• DATASET ROWS:

================

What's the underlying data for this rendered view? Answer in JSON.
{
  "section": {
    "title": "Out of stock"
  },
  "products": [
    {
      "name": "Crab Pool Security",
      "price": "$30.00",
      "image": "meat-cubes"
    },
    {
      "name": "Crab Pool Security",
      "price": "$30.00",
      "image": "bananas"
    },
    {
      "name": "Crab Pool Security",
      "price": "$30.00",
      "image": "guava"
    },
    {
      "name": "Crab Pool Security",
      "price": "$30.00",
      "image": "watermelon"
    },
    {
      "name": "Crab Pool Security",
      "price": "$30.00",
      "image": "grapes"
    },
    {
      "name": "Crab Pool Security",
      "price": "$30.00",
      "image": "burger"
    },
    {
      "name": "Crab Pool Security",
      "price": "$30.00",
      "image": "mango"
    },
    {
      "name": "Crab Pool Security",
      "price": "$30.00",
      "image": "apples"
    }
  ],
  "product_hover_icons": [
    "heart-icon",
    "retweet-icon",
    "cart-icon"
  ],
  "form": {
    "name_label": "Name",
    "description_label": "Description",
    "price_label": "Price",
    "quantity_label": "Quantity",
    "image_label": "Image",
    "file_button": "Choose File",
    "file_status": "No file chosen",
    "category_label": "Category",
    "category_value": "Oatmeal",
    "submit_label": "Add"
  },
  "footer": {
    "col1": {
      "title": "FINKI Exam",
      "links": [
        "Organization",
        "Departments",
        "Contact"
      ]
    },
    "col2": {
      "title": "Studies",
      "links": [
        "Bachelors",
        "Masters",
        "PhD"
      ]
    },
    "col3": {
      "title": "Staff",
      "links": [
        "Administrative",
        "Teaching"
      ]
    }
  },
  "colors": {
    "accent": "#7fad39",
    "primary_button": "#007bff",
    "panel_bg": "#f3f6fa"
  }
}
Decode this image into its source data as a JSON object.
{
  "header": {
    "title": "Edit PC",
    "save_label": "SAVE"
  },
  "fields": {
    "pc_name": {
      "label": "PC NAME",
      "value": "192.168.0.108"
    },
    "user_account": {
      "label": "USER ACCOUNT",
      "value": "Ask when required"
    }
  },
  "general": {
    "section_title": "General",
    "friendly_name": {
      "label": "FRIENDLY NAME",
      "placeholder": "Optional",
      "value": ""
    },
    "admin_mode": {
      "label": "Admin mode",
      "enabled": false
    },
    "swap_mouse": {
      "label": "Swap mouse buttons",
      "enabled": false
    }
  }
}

================

• EXERCISE TASK: Transcribe every entry word for word.

• OUTPUT BELOW:
What's the underlying data for this rendered view? Answer in JSON.
{
  "section": {
    "title": "Out of stock"
  },
  "products": [
    {
      "name": "Crab Pool Security",
      "price": "$30.00",
      "image": "meat-cubes"
    },
    {
      "name": "Crab Pool Security",
      "price": "$30.00",
      "image": "bananas"
    },
    {
      "name": "Crab Pool Security",
      "price": "$30.00",
      "image": "guava"
    },
    {
      "name": "Crab Pool Security",
      "price": "$30.00",
      "image": "watermelon"
    },
    {
      "name": "Crab Pool Security",
      "price": "$30.00",
      "image": "grapes"
    },
    {
      "name": "Crab Pool Security",
      "price": "$30.00",
      "image": "burger"
    },
    {
      "name": "Crab Pool Security",
      "price": "$30.00",
      "image": "mango"
    },
    {
      "name": "Crab Pool Security",
      "price": "$30.00",
      "image": "apples"
    }
  ],
  "product_hover_icons": [
    "heart-icon",
    "retweet-icon",
    "cart-icon"
  ],
  "form": {
    "name_label": "Name",
    "description_label": "Description",
    "price_label": "Price",
    "quantity_label": "Quantity",
    "image_label": "Image",
    "file_button": "Choose File",
    "file_status": "No file chosen",
    "category_label": "Category",
    "category_value": "Oatmeal",
    "submit_label": "Add"
  },
  "footer": {
    "col1": {
      "title": "FINKI Exam",
      "links": [
        "Organization",
        "Departments",
        "Contact"
      ]
    },
    "col2": {
      "title": "Studies",
      "links": [
        "Bachelors",
        "Masters",
        "PhD"
      ]
    },
    "col3": {
      "title": "Staff",
      "links": [
        "Administrative",
        "Teaching"
      ]
    }
  },
  "colors": {
    "accent": "#7fad39",
    "primary_button": "#007bff",
    "panel_bg": "#f3f6fa"
  }
}
Decode this image into its source data as a JSON object.
{
  "header": {
    "title": "Edit PC",
    "save_label": "SAVE"
  },
  "fields": {
    "pc_name": {
      "label": "PC NAME",
      "value": "192.168.0.108"
    },
    "user_account": {
      "label": "USER ACCOUNT",
      "value": "Ask when required"
    }
  },
  "general": {
    "section_title": "General",
    "friendly_name": {
      "label": "FRIENDLY NAME",
      "placeholder": "Optional",
      "value": ""
    },
    "admin_mode": {
      "label": "Admin mode",
      "enabled": false
    },
    "swap_mouse": {
      "label": "Swap mouse buttons",
      "enabled": false
    }
  }
}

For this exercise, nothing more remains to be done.